Stored records:
□ □ □ □
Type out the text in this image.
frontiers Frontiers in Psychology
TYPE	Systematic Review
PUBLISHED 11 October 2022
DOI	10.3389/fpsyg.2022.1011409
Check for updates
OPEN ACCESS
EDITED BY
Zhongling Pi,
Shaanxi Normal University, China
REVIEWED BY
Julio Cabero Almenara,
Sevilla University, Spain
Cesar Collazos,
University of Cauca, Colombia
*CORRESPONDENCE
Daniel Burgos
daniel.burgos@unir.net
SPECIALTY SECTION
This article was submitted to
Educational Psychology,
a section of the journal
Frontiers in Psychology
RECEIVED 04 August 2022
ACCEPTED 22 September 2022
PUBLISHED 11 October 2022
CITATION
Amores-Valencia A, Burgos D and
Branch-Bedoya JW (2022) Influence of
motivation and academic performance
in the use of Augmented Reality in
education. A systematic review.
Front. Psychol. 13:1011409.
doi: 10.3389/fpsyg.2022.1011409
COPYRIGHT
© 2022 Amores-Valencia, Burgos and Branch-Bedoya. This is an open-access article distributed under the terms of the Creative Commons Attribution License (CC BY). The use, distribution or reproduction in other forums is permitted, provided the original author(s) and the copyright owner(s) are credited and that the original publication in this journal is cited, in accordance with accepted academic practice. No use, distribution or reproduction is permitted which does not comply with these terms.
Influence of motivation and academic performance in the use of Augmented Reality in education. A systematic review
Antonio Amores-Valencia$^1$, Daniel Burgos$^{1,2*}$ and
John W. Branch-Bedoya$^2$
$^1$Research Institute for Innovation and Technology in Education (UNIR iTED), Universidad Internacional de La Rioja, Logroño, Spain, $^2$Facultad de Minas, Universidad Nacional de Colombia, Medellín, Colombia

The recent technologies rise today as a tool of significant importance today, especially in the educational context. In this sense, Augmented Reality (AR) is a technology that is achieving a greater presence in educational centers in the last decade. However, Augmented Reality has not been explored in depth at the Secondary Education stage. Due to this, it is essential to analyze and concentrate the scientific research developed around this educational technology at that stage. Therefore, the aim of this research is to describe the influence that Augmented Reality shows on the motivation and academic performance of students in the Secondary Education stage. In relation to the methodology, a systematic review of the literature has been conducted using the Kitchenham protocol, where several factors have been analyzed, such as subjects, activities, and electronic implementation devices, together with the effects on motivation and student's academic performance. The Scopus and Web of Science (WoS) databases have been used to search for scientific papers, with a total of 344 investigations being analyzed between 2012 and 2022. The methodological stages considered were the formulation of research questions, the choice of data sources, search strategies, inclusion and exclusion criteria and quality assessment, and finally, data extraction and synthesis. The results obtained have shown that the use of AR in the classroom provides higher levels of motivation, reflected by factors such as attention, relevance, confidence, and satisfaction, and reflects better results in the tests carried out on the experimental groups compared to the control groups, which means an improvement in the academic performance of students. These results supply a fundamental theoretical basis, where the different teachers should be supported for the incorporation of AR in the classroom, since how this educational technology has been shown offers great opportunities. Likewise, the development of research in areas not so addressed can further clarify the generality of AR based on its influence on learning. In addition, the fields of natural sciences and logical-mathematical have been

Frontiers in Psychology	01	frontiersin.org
□ □ □ □
• _Aim of the exercise_:
Reproduce every entry shown above, precisely as it stands.

• _Task result_:
Type out the text in this image.
frontiers Frontiers in Psychology
TYPE	Systematic Review
PUBLISHED 11 October 2022
DOI	10.3389/fpsyg.2022.1011409
Check for updates
OPEN ACCESS
EDITED BY
Zhongling Pi,
Shaanxi Normal University, China
REVIEWED BY
Julio Cabero Almenara,
Sevilla University, Spain
Cesar Collazos,
University of Cauca, Colombia
*CORRESPONDENCE
Daniel Burgos
daniel.burgos@unir.net
SPECIALTY SECTION
This article was submitted to
Educational Psychology,
a section of the journal
Frontiers in Psychology
RECEIVED 04 August 2022
ACCEPTED 22 September 2022
PUBLISHED 11 October 2022
CITATION
Amores-Valencia A, Burgos D and
Branch-Bedoya JW (2022) Influence of
motivation and academic performance
in the use of Augmented Reality in
education. A systematic review.
Front. Psychol. 13:1011409.
doi: 10.3389/fpsyg.2022.1011409
COPYRIGHT
© 2022 Amores-Valencia, Burgos and Branch-Bedoya. This is an open-access article distributed under the terms of the Creative Commons Attribution License (CC BY). The use, distribution or reproduction in other forums is permitted, provided the original author(s) and the copyright owner(s) are credited and that the original publication in this journal is cited, in accordance with accepted academic practice. No use, distribution or reproduction is permitted which does not comply with these terms.
Influence of motivation and academic performance in the use of Augmented Reality in education. A systematic review
Antonio Amores-Valencia$^1$, Daniel Burgos$^{1,2*}$ and
John W. Branch-Bedoya$^2$
$^1$Research Institute for Innovation and Technology in Education (UNIR iTED), Universidad Internacional de La Rioja, Logroño, Spain, $^2$Facultad de Minas, Universidad Nacional de Colombia, Medellín, Colombia

The recent technologies rise today as a tool of significant importance today, especially in the educational context. In this sense, Augmented Reality (AR) is a technology that is achieving a greater presence in educational centers in the last decade. However, Augmented Reality has not been explored in depth at the Secondary Education stage. Due to this, it is essential to analyze and concentrate the scientific research developed around this educational technology at that stage. Therefore, the aim of this research is to describe the influence that Augmented Reality shows on the motivation and academic performance of students in the Secondary Education stage. In relation to the methodology, a systematic review of the literature has been conducted using the Kitchenham protocol, where several factors have been analyzed, such as subjects, activities, and electronic implementation devices, together with the effects on motivation and student's academic performance. The Scopus and Web of Science (WoS) databases have been used to search for scientific papers, with a total of 344 investigations being analyzed between 2012 and 2022. The methodological stages considered were the formulation of research questions, the choice of data sources, search strategies, inclusion and exclusion criteria and quality assessment, and finally, data extraction and synthesis. The results obtained have shown that the use of AR in the classroom provides higher levels of motivation, reflected by factors such as attention, relevance, confidence, and satisfaction, and reflects better results in the tests carried out on the experimental groups compared to the control groups, which means an improvement in the academic performance of students. These results supply a fundamental theoretical basis, where the different teachers should be supported for the incorporation of AR in the classroom, since how this educational technology has been shown offers great opportunities. Likewise, the development of research in areas not so addressed can further clarify the generality of AR based on its influence on learning. In addition, the fields of natural sciences and logical-mathematical have been

Frontiers in Psychology	01	frontiersin.org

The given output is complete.